Exercise prompt ▸
Repeat every line of the listing below exactly, minus the pictures.

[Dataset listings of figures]
════════

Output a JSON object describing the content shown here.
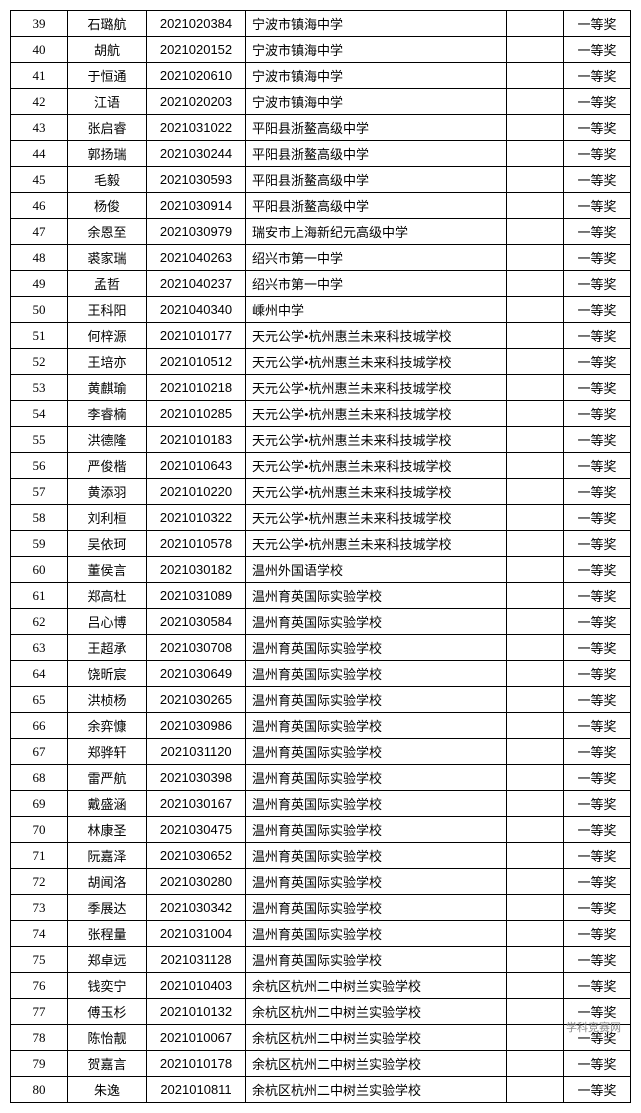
{
  "table": {
    "columns": [
      "index",
      "name",
      "id",
      "school",
      "blank",
      "award"
    ],
    "col_classes": [
      "col-idx",
      "col-name",
      "col-id",
      "col-school",
      "col-blank",
      "col-award"
    ],
    "rows": [
      [
        "39",
        "石璐航",
        "2021020384",
        "宁波市镇海中学",
        "",
        "一等奖"
      ],
      [
        "40",
        "胡航",
        "2021020152",
        "宁波市镇海中学",
        "",
        "一等奖"
      ],
      [
        "41",
        "于恒通",
        "2021020610",
        "宁波市镇海中学",
        "",
        "一等奖"
      ],
      [
        "42",
        "江语",
        "2021020203",
        "宁波市镇海中学",
        "",
        "一等奖"
      ],
      [
        "43",
        "张启睿",
        "2021031022",
        "平阳县浙鳌高级中学",
        "",
        "一等奖"
      ],
      [
        "44",
        "郭扬瑞",
        "2021030244",
        "平阳县浙鳌高级中学",
        "",
        "一等奖"
      ],
      [
        "45",
        "毛毅",
        "2021030593",
        "平阳县浙鳌高级中学",
        "",
        "一等奖"
      ],
      [
        "46",
        "杨俊",
        "2021030914",
        "平阳县浙鳌高级中学",
        "",
        "一等奖"
      ],
      [
        "47",
        "余恩至",
        "2021030979",
        "瑞安市上海新纪元高级中学",
        "",
        "一等奖"
      ],
      [
        "48",
        "裘家瑞",
        "2021040263",
        "绍兴市第一中学",
        "",
        "一等奖"
      ],
      [
        "49",
        "孟哲",
        "2021040237",
        "绍兴市第一中学",
        "",
        "一等奖"
      ],
      [
        "50",
        "王科阳",
        "2021040340",
        "嵊州中学",
        "",
        "一等奖"
      ],
      [
        "51",
        "何梓源",
        "2021010177",
        "天元公学•杭州惠兰未来科技城学校",
        "",
        "一等奖"
      ],
      [
        "52",
        "王培亦",
        "2021010512",
        "天元公学•杭州惠兰未来科技城学校",
        "",
        "一等奖"
      ],
      [
        "53",
        "黄麒瑜",
        "2021010218",
        "天元公学•杭州惠兰未来科技城学校",
        "",
        "一等奖"
      ],
      [
        "54",
        "李睿楠",
        "2021010285",
        "天元公学•杭州惠兰未来科技城学校",
        "",
        "一等奖"
      ],
      [
        "55",
        "洪德隆",
        "2021010183",
        "天元公学•杭州惠兰未来科技城学校",
        "",
        "一等奖"
      ],
      [
        "56",
        "严俊楷",
        "2021010643",
        "天元公学•杭州惠兰未来科技城学校",
        "",
        "一等奖"
      ],
      [
        "57",
        "黄添羽",
        "2021010220",
        "天元公学•杭州惠兰未来科技城学校",
        "",
        "一等奖"
      ],
      [
        "58",
        "刘利桓",
        "2021010322",
        "天元公学•杭州惠兰未来科技城学校",
        "",
        "一等奖"
      ],
      [
        "59",
        "吴依珂",
        "2021010578",
        "天元公学•杭州惠兰未来科技城学校",
        "",
        "一等奖"
      ],
      [
        "60",
        "董侯言",
        "2021030182",
        "温州外国语学校",
        "",
        "一等奖"
      ],
      [
        "61",
        "郑高杜",
        "2021031089",
        "温州育英国际实验学校",
        "",
        "一等奖"
      ],
      [
        "62",
        "吕心博",
        "2021030584",
        "温州育英国际实验学校",
        "",
        "一等奖"
      ],
      [
        "63",
        "王超承",
        "2021030708",
        "温州育英国际实验学校",
        "",
        "一等奖"
      ],
      [
        "64",
        "饶昕宸",
        "2021030649",
        "温州育英国际实验学校",
        "",
        "一等奖"
      ],
      [
        "65",
        "洪桢杨",
        "2021030265",
        "温州育英国际实验学校",
        "",
        "一等奖"
      ],
      [
        "66",
        "余弈慷",
        "2021030986",
        "温州育英国际实验学校",
        "",
        "一等奖"
      ],
      [
        "67",
        "郑骅轩",
        "2021031120",
        "温州育英国际实验学校",
        "",
        "一等奖"
      ],
      [
        "68",
        "雷严航",
        "2021030398",
        "温州育英国际实验学校",
        "",
        "一等奖"
      ],
      [
        "69",
        "戴盛涵",
        "2021030167",
        "温州育英国际实验学校",
        "",
        "一等奖"
      ],
      [
        "70",
        "林康圣",
        "2021030475",
        "温州育英国际实验学校",
        "",
        "一等奖"
      ],
      [
        "71",
        "阮嘉泽",
        "2021030652",
        "温州育英国际实验学校",
        "",
        "一等奖"
      ],
      [
        "72",
        "胡闻洛",
        "2021030280",
        "温州育英国际实验学校",
        "",
        "一等奖"
      ],
      [
        "73",
        "季展达",
        "2021030342",
        "温州育英国际实验学校",
        "",
        "一等奖"
      ],
      [
        "74",
        "张程量",
        "2021031004",
        "温州育英国际实验学校",
        "",
        "一等奖"
      ],
      [
        "75",
        "郑卓远",
        "2021031128",
        "温州育英国际实验学校",
        "",
        "一等奖"
      ],
      [
        "76",
        "钱奕宁",
        "2021010403",
        "余杭区杭州二中树兰实验学校",
        "",
        "一等奖"
      ],
      [
        "77",
        "傅玉杉",
        "2021010132",
        "余杭区杭州二中树兰实验学校",
        "",
        "一等奖"
      ],
      [
        "78",
        "陈怡靓",
        "2021010067",
        "余杭区杭州二中树兰实验学校",
        "",
        "一等奖"
      ],
      [
        "79",
        "贺嘉言",
        "2021010178",
        "余杭区杭州二中树兰实验学校",
        "",
        "一等奖"
      ],
      [
        "80",
        "朱逸",
        "2021010811",
        "余杭区杭州二中树兰实验学校",
        "",
        "一等奖"
      ]
    ]
  },
  "watermark": "学科竞赛网"
}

════════

Solution for this problem ▸
Output a JSON object describing the content shown here.
{
  "table": {
    "columns": [
      "index",
      "name",
      "id",
      "school",
      "blank",
      "award"
    ],
    "col_classes": [
      "col-idx",
      "col-name",
      "col-id",
      "col-school",
      "col-blank",
      "col-award"
    ],
    "rows": [
      [
        "39",
        "石璐航",
        "2021020384",
        "宁波市镇海中学",
        "",
        "一等奖"
      ],
      [
        "40",
        "胡航",
        "2021020152",
        "宁波市镇海中学",
        "",
        "一等奖"
      ],
      [
        "41",
        "于恒通",
        "2021020610",
        "宁波市镇海中学",
        "",
        "一等奖"
      ],
      [
        "42",
        "江语",
        "2021020203",
        "宁波市镇海中学",
        "",
        "一等奖"
      ],
      [
        "43",
        "张启睿",
        "2021031022",
        "平阳县浙鳌高级中学",
        "",
        "一等奖"
      ],
      [
        "44",
        "郭扬瑞",
        "2021030244",
        "平阳县浙鳌高级中学",
        "",
        "一等奖"
      ],
      [
        "45",
        "毛毅",
        "2021030593",
        "平阳县浙鳌高级中学",
        "",
        "一等奖"
      ],
      [
        "46",
        "杨俊",
        "2021030914",
        "平阳县浙鳌高级中学",
        "",
        "一等奖"
      ],
      [
        "47",
        "余恩至",
        "2021030979",
        "瑞安市上海新纪元高级中学",
        "",
        "一等奖"
      ],
      [
        "48",
        "裘家瑞",
        "2021040263",
        "绍兴市第一中学",
        "",
        "一等奖"
      ],
      [
        "49",
        "孟哲",
        "2021040237",
        "绍兴市第一中学",
        "",
        "一等奖"
      ],
      [
        "50",
        "王科阳",
        "2021040340",
        "嵊州中学",
        "",
        "一等奖"
      ],
      [
        "51",
        "何梓源",
        "2021010177",
        "天元公学•杭州惠兰未来科技城学校",
        "",
        "一等奖"
      ],
      [
        "52",
        "王培亦",
        "2021010512",
        "天元公学•杭州惠兰未来科技城学校",
        "",
        "一等奖"
      ],
      [
        "53",
        "黄麒瑜",
        "2021010218",
        "天元公学•杭州惠兰未来科技城学校",
        "",
        "一等奖"
      ],
      [
        "54",
        "李睿楠",
        "2021010285",
        "天元公学•杭州惠兰未来科技城学校",
        "",
        "一等奖"
      ],
      [
        "55",
        "洪德隆",
        "2021010183",
        "天元公学•杭州惠兰未来科技城学校",
        "",
        "一等奖"
      ],
      [
        "56",
        "严俊楷",
        "2021010643",
        "天元公学•杭州惠兰未来科技城学校",
        "",
        "一等奖"
      ],
      [
        "57",
        "黄添羽",
        "2021010220",
        "天元公学•杭州惠兰未来科技城学校",
        "",
        "一等奖"
      ],
      [
        "58",
        "刘利桓",
        "2021010322",
        "天元公学•杭州惠兰未来科技城学校",
        "",
        "一等奖"
      ],
      [
        "59",
        "吴依珂",
        "2021010578",
        "天元公学•杭州惠兰未来科技城学校",
        "",
        "一等奖"
      ],
      [
        "60",
        "董侯言",
        "2021030182",
        "温州外国语学校",
        "",
        "一等奖"
      ],
      [
        "61",
        "郑高杜",
        "2021031089",
        "温州育英国际实验学校",
        "",
        "一等奖"
      ],
      [
        "62",
        "吕心博",
        "2021030584",
        "温州育英国际实验学校",
        "",
        "一等奖"
      ],
      [
        "63",
        "王超承",
        "2021030708",
        "温州育英国际实验学校",
        "",
        "一等奖"
      ],
      [
        "64",
        "饶昕宸",
        "2021030649",
        "温州育英国际实验学校",
        "",
        "一等奖"
      ],
      [
        "65",
        "洪桢杨",
        "2021030265",
        "温州育英国际实验学校",
        "",
        "一等奖"
      ],
      [
        "66",
        "余弈慷",
        "2021030986",
        "温州育英国际实验学校",
        "",
        "一等奖"
      ],
      [
        "67",
        "郑骅轩",
        "2021031120",
        "温州育英国际实验学校",
        "",
        "一等奖"
      ],
      [
        "68",
        "雷严航",
        "2021030398",
        "温州育英国际实验学校",
        "",
        "一等奖"
      ],
      [
        "69",
        "戴盛涵",
        "2021030167",
        "温州育英国际实验学校",
        "",
        "一等奖"
      ],
      [
        "70",
        "林康圣",
        "2021030475",
        "温州育英国际实验学校",
        "",
        "一等奖"
      ],
      [
        "71",
        "阮嘉泽",
        "2021030652",
        "温州育英国际实验学校",
        "",
        "一等奖"
      ],
      [
        "72",
        "胡闻洛",
        "2021030280",
        "温州育英国际实验学校",
        "",
        "一等奖"
      ],
      [
        "73",
        "季展达",
        "2021030342",
        "温州育英国际实验学校",
        "",
        "一等奖"
      ],
      [
        "74",
        "张程量",
        "2021031004",
        "温州育英国际实验学校",
        "",
        "一等奖"
      ],
      [
        "75",
        "郑卓远",
        "2021031128",
        "温州育英国际实验学校",
        "",
        "一等奖"
      ],
      [
        "76",
        "钱奕宁",
        "2021010403",
        "余杭区杭州二中树兰实验学校",
        "",
        "一等奖"
      ],
      [
        "77",
        "傅玉杉",
        "2021010132",
        "余杭区杭州二中树兰实验学校",
        "",
        "一等奖"
      ],
      [
        "78",
        "陈怡靓",
        "2021010067",
        "余杭区杭州二中树兰实验学校",
        "",
        "一等奖"
      ],
      [
        "79",
        "贺嘉言",
        "2021010178",
        "余杭区杭州二中树兰实验学校",
        "",
        "一等奖"
      ],
      [
        "80",
        "朱逸",
        "2021010811",
        "余杭区杭州二中树兰实验学校",
        "",
        "一等奖"
      ]
    ]
  },
  "watermark": "学科竞赛网"
}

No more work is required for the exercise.